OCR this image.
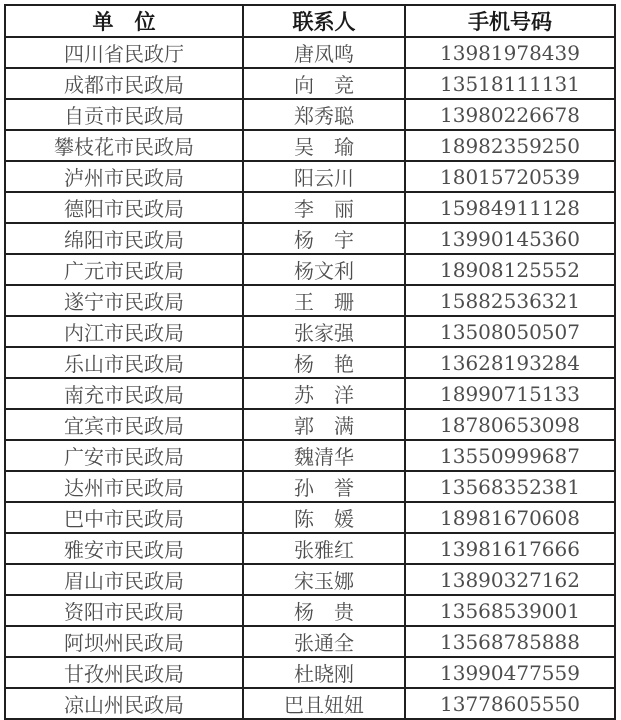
单　位	联系人	手机号码
四川省民政厅	唐凤鸣	13981978439
成都市民政局	向　竞	13518111131
自贡市民政局	郑秀聪	13980226678
攀枝花市民政局	吴　瑜	18982359250
泸州市民政局	阳云川	18015720539
德阳市民政局	李　丽	15984911128
绵阳市民政局	杨　宇	13990145360
广元市民政局	杨文利	18908125552
遂宁市民政局	王　珊	15882536321
内江市民政局	张家强	13508050507
乐山市民政局	杨　艳	13628193284
南充市民政局	苏　洋	18990715133
宜宾市民政局	郭　满	18780653098
广安市民政局	魏清华	13550999687
达州市民政局	孙　誉	13568352381
巴中市民政局	陈　媛	18981670608
雅安市民政局	张雅红	13981617666
眉山市民政局	宋玉娜	13890327162
资阳市民政局	杨　贵	13568539001
阿坝州民政局	张通全	13568785888
甘孜州民政局	杜晓刚	13990477559
凉山州民政局	巴且妞妞	13778605550
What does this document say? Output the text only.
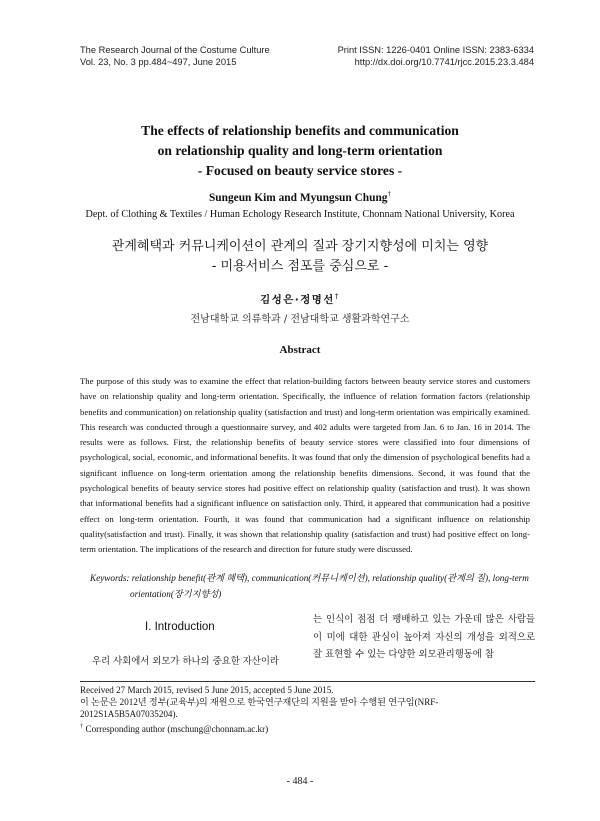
The Research Journal of the Costume Culture
Vol. 23, No. 3 pp.484~497, June 2015
Print ISSN: 1226-0401 Online ISSN: 2383-6334
http://dx.doi.org/10.7741/rjcc.2015.23.3.484
The effects of relationship benefits and communication
on relationship quality and long-term orientation
- Focused on beauty service stores -
Sungeun Kim and Myungsun Chung†
Dept. of Clothing & Textiles / Human Echology Research Institute, Chonnam National University, Korea
관계혜택과 커뮤니케이션이 관계의 질과 장기지향성에 미치는 영향
- 미용서비스 점포를 중심으로 -
김성은·정명선†
전남대학교 의류학과 / 전남대학교 생활과학연구소
Abstract

The purpose of this study was to examine the effect that relation-building factors between beauty service stores and customers have on relationship quality and long-term orientation. Specifically, the influence of relation formation factors (relationship benefits and communication) on relationship quality (satisfaction and trust) and long-term orientation was empirically examined. This research was conducted through a questionnaire survey, and 402 adults were targeted from Jan. 6 to Jan. 16 in 2014. The results were as follows. First, the relationship benefits of beauty service stores were classified into four dimensions of psychological, social, economic, and informational benefits. It was found that only the dimension of psychological benefits had a significant influence on long-term orientation among the relationship benefits dimensions. Second, it was found that the psychological benefits of beauty service stores had positive effect on relationship quality (satisfaction and trust). It was shown that informational benefits had a significant influence on satisfaction only. Third, it appeared that communication had a positive effect on long-term orientation. Fourth, it was found that communication had a significant influence on relationship quality(satisfaction and trust). Finally, it was shown that relationship quality (satisfaction and trust) had positive effect on long-term orientation. The implications of the research and direction for future study were discussed.

Keywords: relationship benefit(관계 혜택), communication(커뮤니케이션), relationship quality(관계의 질), long-term orientation(장기지향성)

I. Introduction

우리 사회에서 외모가 하나의 중요한 자산이라

는 인식이 점점 더 팽배하고 있는 가운데 많은 사람들이 미에 대한 관심이 높아져 자신의 개성을 외적으로 잘 표현할 수 있는 다양한 외모관리행동에 참

Received 27 March 2015, revised 5 June 2015, accepted 5 June 2015.
이 논문은 2012년 정부(교육부)의 재원으로 한국연구재단의 지원을 받아 수행된 연구임(NRF-2012S1A5B5A07035204).
† Corresponding author (mschung@chonnam.ac.kr)
- 484 -
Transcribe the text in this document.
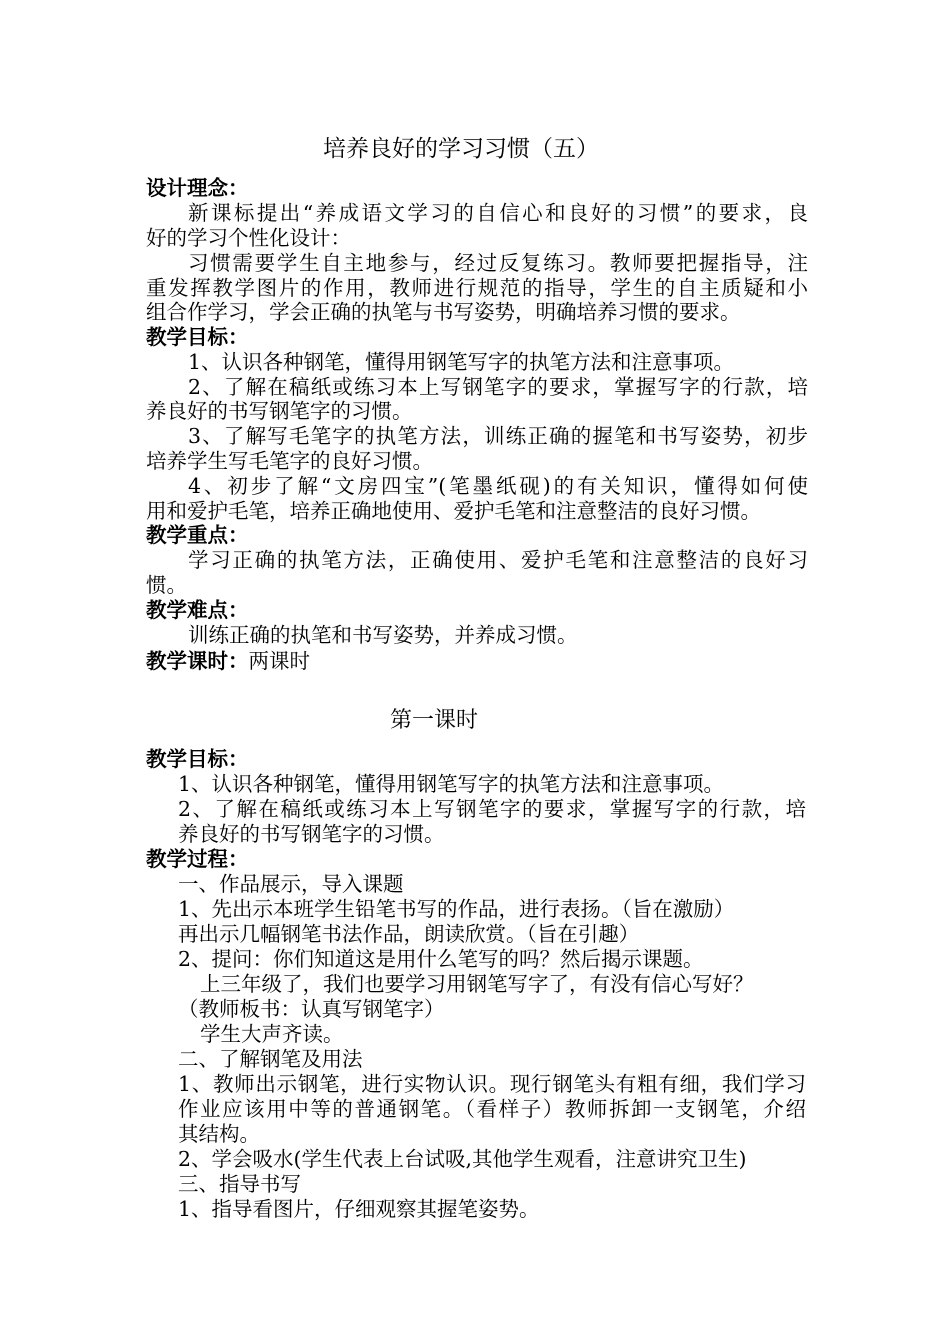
培养良好的学习习惯（五）
设计理念：
新课标提出“养成语文学习的自信心和良好的习惯”的要求，良
好的学习个性化设计：
习惯需要学生自主地参与，经过反复练习。教师要把握指导，注
重发挥教学图片的作用，教师进行规范的指导，学生的自主质疑和小
组合作学习，学会正确的执笔与书写姿势，明确培养习惯的要求。
教学目标：
1、认识各种钢笔，懂得用钢笔写字的执笔方法和注意事项。
2、了解在稿纸或练习本上写钢笔字的要求，掌握写字的行款，培
养良好的书写钢笔字的习惯。
3、了解写毛笔字的执笔方法，训练正确的握笔和书写姿势，初步
培养学生写毛笔字的良好习惯。
4、初步了解“文房四宝”(笔墨纸砚)的有关知识，懂得如何使
用和爱护毛笔，培养正确地使用、爱护毛笔和注意整洁的良好习惯。
教学重点：
学习正确的执笔方法，正确使用、爱护毛笔和注意整洁的良好习
惯。
教学难点：
训练正确的执笔和书写姿势，并养成习惯。
教学课时：两课时
第一课时
教学目标：
1、认识各种钢笔，懂得用钢笔写字的执笔方法和注意事项。
2、了解在稿纸或练习本上写钢笔字的要求，掌握写字的行款，培
养良好的书写钢笔字的习惯。
教学过程：
一、作品展示，导入课题
1、先出示本班学生铅笔书写的作品，进行表扬。（旨在激励）
再出示几幅钢笔书法作品，朗读欣赏。（旨在引趣）
2、提问：你们知道这是用什么笔写的吗？然后揭示课题。
上三年级了，我们也要学习用钢笔写字了，有没有信心写好？
（教师板书：认真写钢笔字）
学生大声齐读。
二、了解钢笔及用法
1、教师出示钢笔，进行实物认识。现行钢笔头有粗有细，我们学习
作业应该用中等的普通钢笔。（看样子）教师拆卸一支钢笔，介绍
其结构。
2、学会吸水(学生代表上台试吸,其他学生观看，注意讲究卫生)
三、指导书写
1、指导看图片，仔细观察其握笔姿势。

— Given task —
Write out every line above exactly as it is, leaving out the pictures.

— Response —
OCR this image.
单　位	联系人	手机号码
四川省民政厅	唐凤鸣	13981978439
成都市民政局	向　竞	13518111131
自贡市民政局	郑秀聪	13980226678
攀枝花市民政局	吴　瑜	18982359250
泸州市民政局	阳云川	18015720539
德阳市民政局	李　丽	15984911128
绵阳市民政局	杨　宇	13990145360
广元市民政局	杨文利	18908125552
遂宁市民政局	王　珊	15882536321
内江市民政局	张家强	13508050507
乐山市民政局	杨　艳	13628193284
南充市民政局	苏　洋	18990715133
宜宾市民政局	郭　满	18780653098
广安市民政局	魏清华	13550999687
达州市民政局	孙　誉	13568352381
巴中市民政局	陈　媛	18981670608
雅安市民政局	张雅红	13981617666
眉山市民政局	宋玉娜	13890327162
资阳市民政局	杨　贵	13568539001
阿坝州民政局	张通全	13568785888
甘孜州民政局	杜晓刚	13990477559
凉山州民政局	巴且妞妞	13778605550
What does this document say? Output the text only.
The Research Journal of the Costume Culture
Vol. 23, No. 3 pp.484~497, June 2015
Print ISSN: 1226-0401 Online ISSN: 2383-6334
http://dx.doi.org/10.7741/rjcc.2015.23.3.484
The effects of relationship benefits and communication
on relationship quality and long-term orientation
- Focused on beauty service stores -
Sungeun Kim and Myungsun Chung†
Dept. of Clothing & Textiles / Human Echology Research Institute, Chonnam National University, Korea
관계혜택과 커뮤니케이션이 관계의 질과 장기지향성에 미치는 영향
- 미용서비스 점포를 중심으로 -
김성은·정명선†
전남대학교 의류학과 / 전남대학교 생활과학연구소
Abstract

The purpose of this study was to examine the effect that relation-building factors between beauty service stores and customers have on relationship quality and long-term orientation. Specifically, the influence of relation formation factors (relationship benefits and communication) on relationship quality (satisfaction and trust) and long-term orientation was empirically examined. This research was conducted through a questionnaire survey, and 402 adults were targeted from Jan. 6 to Jan. 16 in 2014. The results were as follows. First, the relationship benefits of beauty service stores were classified into four dimensions of psychological, social, economic, and informational benefits. It was found that only the dimension of psychological benefits had a significant influence on long-term orientation among the relationship benefits dimensions. Second, it was found that the psychological benefits of beauty service stores had positive effect on relationship quality (satisfaction and trust). It was shown that informational benefits had a significant influence on satisfaction only. Third, it appeared that communication had a positive effect on long-term orientation. Fourth, it was found that communication had a significant influence on relationship quality(satisfaction and trust). Finally, it was shown that relationship quality (satisfaction and trust) had positive effect on long-term orientation. The implications of the research and direction for future study were discussed.

Keywords: relationship benefit(관계 혜택), communication(커뮤니케이션), relationship quality(관계의 질), long-term orientation(장기지향성)

I. Introduction

우리 사회에서 외모가 하나의 중요한 자산이라

는 인식이 점점 더 팽배하고 있는 가운데 많은 사람들이 미에 대한 관심이 높아져 자신의 개성을 외적으로 잘 표현할 수 있는 다양한 외모관리행동에 참

Received 27 March 2015, revised 5 June 2015, accepted 5 June 2015.
이 논문은 2012년 정부(교육부)의 재원으로 한국연구재단의 지원을 받아 수행된 연구임(NRF-2012S1A5B5A07035204).
† Corresponding author (mschung@chonnam.ac.kr)
- 484 -
Transcribe the text in this document.
培养良好的学习习惯（五）
设计理念：
新课标提出“养成语文学习的自信心和良好的习惯”的要求，良
好的学习个性化设计：
习惯需要学生自主地参与，经过反复练习。教师要把握指导，注
重发挥教学图片的作用，教师进行规范的指导，学生的自主质疑和小
组合作学习，学会正确的执笔与书写姿势，明确培养习惯的要求。
教学目标：
1、认识各种钢笔，懂得用钢笔写字的执笔方法和注意事项。
2、了解在稿纸或练习本上写钢笔字的要求，掌握写字的行款，培
养良好的书写钢笔字的习惯。
3、了解写毛笔字的执笔方法，训练正确的握笔和书写姿势，初步
培养学生写毛笔字的良好习惯。
4、初步了解“文房四宝”(笔墨纸砚)的有关知识，懂得如何使
用和爱护毛笔，培养正确地使用、爱护毛笔和注意整洁的良好习惯。
教学重点：
学习正确的执笔方法，正确使用、爱护毛笔和注意整洁的良好习
惯。
教学难点：
训练正确的执笔和书写姿势，并养成习惯。
教学课时：两课时
第一课时
教学目标：
1、认识各种钢笔，懂得用钢笔写字的执笔方法和注意事项。
2、了解在稿纸或练习本上写钢笔字的要求，掌握写字的行款，培
养良好的书写钢笔字的习惯。
教学过程：
一、作品展示，导入课题
1、先出示本班学生铅笔书写的作品，进行表扬。（旨在激励）
再出示几幅钢笔书法作品，朗读欣赏。（旨在引趣）
2、提问：你们知道这是用什么笔写的吗？然后揭示课题。
上三年级了，我们也要学习用钢笔写字了，有没有信心写好？
（教师板书：认真写钢笔字）
学生大声齐读。
二、了解钢笔及用法
1、教师出示钢笔，进行实物认识。现行钢笔头有粗有细，我们学习
作业应该用中等的普通钢笔。（看样子）教师拆卸一支钢笔，介绍
其结构。
2、学会吸水(学生代表上台试吸,其他学生观看，注意讲究卫生)
三、指导书写
1、指导看图片，仔细观察其握笔姿势。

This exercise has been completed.